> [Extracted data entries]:
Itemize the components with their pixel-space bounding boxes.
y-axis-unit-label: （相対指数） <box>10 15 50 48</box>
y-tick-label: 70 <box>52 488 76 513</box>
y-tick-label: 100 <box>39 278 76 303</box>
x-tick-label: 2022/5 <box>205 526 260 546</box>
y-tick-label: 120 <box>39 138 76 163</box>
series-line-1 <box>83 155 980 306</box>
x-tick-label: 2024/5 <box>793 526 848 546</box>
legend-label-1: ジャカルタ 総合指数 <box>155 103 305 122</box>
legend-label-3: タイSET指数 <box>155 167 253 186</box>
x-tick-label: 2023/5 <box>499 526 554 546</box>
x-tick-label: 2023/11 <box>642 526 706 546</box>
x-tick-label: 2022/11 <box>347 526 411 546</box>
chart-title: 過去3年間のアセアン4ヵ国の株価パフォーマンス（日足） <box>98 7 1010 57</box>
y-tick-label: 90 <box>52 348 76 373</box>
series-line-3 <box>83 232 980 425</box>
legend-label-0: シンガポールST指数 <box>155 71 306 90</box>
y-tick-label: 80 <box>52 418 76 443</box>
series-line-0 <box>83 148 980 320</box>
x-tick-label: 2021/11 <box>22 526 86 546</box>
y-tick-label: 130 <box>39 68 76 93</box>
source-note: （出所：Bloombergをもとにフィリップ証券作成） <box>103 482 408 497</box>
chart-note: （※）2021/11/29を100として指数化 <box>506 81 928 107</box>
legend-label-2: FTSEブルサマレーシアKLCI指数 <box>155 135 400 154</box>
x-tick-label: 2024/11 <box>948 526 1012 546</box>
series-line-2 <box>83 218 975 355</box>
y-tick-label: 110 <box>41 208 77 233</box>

* * *

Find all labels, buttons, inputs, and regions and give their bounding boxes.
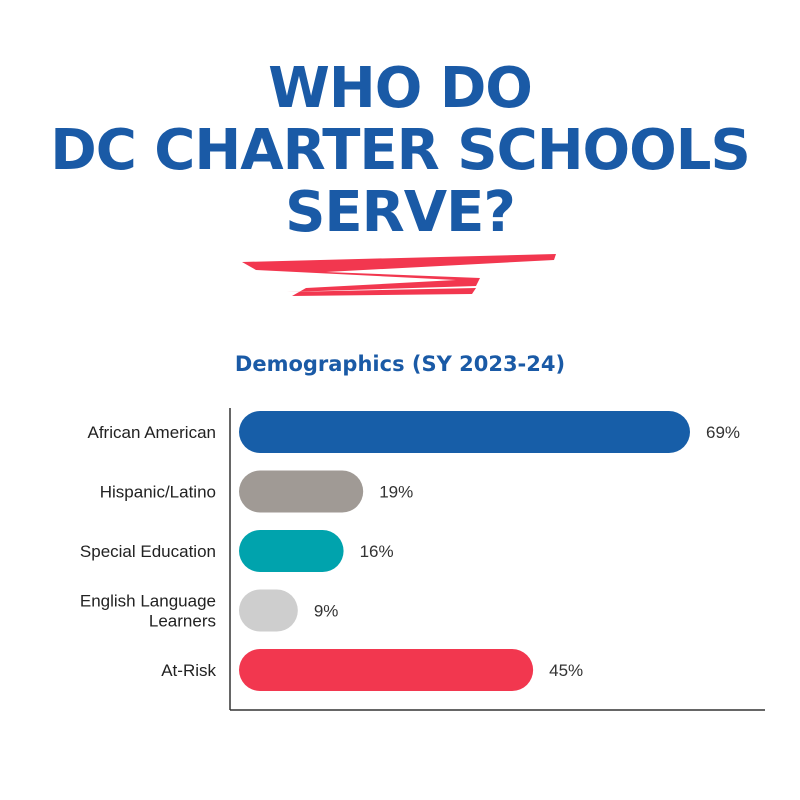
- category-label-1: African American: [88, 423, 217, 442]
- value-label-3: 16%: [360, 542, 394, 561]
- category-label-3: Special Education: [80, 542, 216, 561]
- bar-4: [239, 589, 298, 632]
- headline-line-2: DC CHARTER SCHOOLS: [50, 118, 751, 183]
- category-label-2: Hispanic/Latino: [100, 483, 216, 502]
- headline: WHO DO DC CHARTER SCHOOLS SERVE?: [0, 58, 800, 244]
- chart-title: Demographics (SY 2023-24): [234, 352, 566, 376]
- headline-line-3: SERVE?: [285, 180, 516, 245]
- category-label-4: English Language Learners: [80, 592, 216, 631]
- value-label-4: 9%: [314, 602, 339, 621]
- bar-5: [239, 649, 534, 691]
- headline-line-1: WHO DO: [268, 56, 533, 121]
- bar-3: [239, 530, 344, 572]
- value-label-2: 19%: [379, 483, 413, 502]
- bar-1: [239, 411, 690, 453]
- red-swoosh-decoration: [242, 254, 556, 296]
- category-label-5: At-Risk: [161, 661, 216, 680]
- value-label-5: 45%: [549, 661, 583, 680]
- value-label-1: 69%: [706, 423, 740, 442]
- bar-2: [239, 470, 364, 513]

> [Set problem]: Quote the rows from the one with "Itemize the components" to the one with "chart-title: 過去3年間のアセアン4ヵ国の株価パフォーマンス（日足） <box>98", both included, without changing anything.

> [Result of this exercise]:
Itemize the components with their pixel-space bounding boxes.
y-axis-unit-label: （相対指数） <box>10 15 50 48</box>
y-tick-label: 70 <box>52 488 76 513</box>
y-tick-label: 100 <box>39 278 76 303</box>
x-tick-label: 2022/5 <box>205 526 260 546</box>
y-tick-label: 120 <box>39 138 76 163</box>
series-line-1 <box>83 155 980 306</box>
x-tick-label: 2024/5 <box>793 526 848 546</box>
legend-label-1: ジャカルタ 総合指数 <box>155 103 305 122</box>
legend-label-3: タイSET指数 <box>155 167 253 186</box>
x-tick-label: 2023/5 <box>499 526 554 546</box>
x-tick-label: 2023/11 <box>642 526 706 546</box>
x-tick-label: 2022/11 <box>347 526 411 546</box>
chart-title: 過去3年間のアセアン4ヵ国の株価パフォーマンス（日足） <box>98 7 1010 57</box>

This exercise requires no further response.